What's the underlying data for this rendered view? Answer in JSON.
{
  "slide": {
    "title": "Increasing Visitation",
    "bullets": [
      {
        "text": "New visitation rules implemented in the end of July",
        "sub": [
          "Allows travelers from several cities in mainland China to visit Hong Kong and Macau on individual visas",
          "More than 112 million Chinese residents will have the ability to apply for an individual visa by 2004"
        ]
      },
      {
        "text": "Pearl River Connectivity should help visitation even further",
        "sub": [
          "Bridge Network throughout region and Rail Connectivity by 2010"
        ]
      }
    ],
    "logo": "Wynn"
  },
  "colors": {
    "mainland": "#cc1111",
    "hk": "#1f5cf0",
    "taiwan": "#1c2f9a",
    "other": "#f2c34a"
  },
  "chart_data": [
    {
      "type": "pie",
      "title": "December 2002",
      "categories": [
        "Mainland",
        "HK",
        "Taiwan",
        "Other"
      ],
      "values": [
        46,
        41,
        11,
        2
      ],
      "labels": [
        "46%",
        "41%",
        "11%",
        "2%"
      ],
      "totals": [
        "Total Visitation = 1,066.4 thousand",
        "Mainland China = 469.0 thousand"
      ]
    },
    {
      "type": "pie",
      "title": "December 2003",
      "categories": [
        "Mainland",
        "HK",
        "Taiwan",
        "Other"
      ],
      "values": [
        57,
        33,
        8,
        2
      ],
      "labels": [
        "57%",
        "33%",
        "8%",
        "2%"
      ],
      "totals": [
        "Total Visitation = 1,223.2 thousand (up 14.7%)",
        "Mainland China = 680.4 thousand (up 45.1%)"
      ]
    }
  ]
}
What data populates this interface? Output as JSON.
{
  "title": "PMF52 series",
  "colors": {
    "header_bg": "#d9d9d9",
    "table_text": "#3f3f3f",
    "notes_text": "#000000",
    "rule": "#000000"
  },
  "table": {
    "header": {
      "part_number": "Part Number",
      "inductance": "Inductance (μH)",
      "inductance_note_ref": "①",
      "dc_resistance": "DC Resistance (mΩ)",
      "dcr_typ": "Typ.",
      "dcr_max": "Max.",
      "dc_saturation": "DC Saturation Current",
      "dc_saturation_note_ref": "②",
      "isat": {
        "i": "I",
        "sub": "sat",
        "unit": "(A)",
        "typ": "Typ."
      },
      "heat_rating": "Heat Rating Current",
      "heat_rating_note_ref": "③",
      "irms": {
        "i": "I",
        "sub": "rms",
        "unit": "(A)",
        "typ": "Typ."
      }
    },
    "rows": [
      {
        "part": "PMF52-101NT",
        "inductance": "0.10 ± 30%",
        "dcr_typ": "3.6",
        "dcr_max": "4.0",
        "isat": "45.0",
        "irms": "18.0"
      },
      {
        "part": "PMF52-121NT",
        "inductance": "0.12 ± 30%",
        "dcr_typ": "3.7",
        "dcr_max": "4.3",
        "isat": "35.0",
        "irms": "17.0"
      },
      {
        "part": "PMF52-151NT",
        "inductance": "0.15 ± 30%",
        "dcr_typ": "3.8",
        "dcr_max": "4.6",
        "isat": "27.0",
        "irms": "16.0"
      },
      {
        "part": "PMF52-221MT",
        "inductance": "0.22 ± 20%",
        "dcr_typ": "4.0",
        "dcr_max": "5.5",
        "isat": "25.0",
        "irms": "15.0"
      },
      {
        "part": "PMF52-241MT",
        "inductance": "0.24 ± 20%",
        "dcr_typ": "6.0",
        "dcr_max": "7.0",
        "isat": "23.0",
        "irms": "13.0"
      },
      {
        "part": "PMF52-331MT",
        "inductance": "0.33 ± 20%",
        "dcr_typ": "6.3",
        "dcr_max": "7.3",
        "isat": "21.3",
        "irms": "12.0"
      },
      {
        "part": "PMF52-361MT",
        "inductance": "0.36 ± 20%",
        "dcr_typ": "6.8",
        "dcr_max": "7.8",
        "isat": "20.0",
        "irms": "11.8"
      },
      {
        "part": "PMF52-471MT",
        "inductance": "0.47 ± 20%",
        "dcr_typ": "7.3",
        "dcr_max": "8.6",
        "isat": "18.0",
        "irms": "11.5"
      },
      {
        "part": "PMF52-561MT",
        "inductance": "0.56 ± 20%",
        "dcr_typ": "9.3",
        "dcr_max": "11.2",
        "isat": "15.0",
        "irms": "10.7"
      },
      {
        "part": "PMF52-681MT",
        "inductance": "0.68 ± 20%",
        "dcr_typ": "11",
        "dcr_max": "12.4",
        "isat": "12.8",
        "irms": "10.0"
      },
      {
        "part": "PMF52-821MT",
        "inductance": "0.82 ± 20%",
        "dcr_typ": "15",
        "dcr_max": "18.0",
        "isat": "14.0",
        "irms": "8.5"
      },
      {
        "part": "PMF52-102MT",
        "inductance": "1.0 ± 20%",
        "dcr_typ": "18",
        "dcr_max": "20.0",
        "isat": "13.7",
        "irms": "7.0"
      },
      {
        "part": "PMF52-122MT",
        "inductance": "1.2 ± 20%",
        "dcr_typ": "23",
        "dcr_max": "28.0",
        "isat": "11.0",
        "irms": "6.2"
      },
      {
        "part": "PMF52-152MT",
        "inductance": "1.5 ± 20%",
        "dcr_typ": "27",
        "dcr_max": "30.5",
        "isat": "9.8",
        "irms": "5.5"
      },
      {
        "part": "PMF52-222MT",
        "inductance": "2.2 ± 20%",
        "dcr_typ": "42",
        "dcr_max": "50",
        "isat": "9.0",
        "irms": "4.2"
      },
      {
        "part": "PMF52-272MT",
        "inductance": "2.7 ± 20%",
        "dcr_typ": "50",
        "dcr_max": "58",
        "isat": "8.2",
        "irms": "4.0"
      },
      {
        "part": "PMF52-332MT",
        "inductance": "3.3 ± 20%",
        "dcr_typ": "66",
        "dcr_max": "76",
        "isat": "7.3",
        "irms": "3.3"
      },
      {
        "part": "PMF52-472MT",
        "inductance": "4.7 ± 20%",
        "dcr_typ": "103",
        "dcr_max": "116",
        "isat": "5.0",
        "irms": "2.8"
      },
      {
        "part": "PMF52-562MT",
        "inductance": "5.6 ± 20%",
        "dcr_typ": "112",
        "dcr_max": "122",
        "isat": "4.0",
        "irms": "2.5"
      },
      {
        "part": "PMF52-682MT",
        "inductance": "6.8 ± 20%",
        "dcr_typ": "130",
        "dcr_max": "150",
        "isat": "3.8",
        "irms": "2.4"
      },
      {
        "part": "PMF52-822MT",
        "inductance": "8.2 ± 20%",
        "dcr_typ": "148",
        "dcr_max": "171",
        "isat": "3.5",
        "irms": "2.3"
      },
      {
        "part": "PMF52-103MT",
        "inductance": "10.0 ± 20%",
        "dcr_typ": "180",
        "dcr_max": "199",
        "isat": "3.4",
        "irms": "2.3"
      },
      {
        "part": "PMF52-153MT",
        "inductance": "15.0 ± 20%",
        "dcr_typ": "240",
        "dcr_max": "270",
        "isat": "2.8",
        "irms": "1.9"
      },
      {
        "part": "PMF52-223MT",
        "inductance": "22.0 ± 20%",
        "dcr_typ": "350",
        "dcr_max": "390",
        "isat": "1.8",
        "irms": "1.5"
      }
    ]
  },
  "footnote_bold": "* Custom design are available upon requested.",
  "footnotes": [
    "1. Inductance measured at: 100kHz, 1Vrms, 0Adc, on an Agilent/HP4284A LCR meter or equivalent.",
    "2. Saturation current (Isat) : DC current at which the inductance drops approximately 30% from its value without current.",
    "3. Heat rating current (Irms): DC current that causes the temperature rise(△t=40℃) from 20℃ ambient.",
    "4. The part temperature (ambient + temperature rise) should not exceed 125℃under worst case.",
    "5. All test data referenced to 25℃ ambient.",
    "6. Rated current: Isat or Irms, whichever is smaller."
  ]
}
--------------------
_Exercise instructions_
Gather all lines from the records above in which "individual" appears.

_Answer to this exercise_
          "Allows travelers from several cities in mainland China to visit Hong Kong and Macau on individual visas",
          "More than 112 million Chinese residents will have the ability to apply for an individual visa by 2004"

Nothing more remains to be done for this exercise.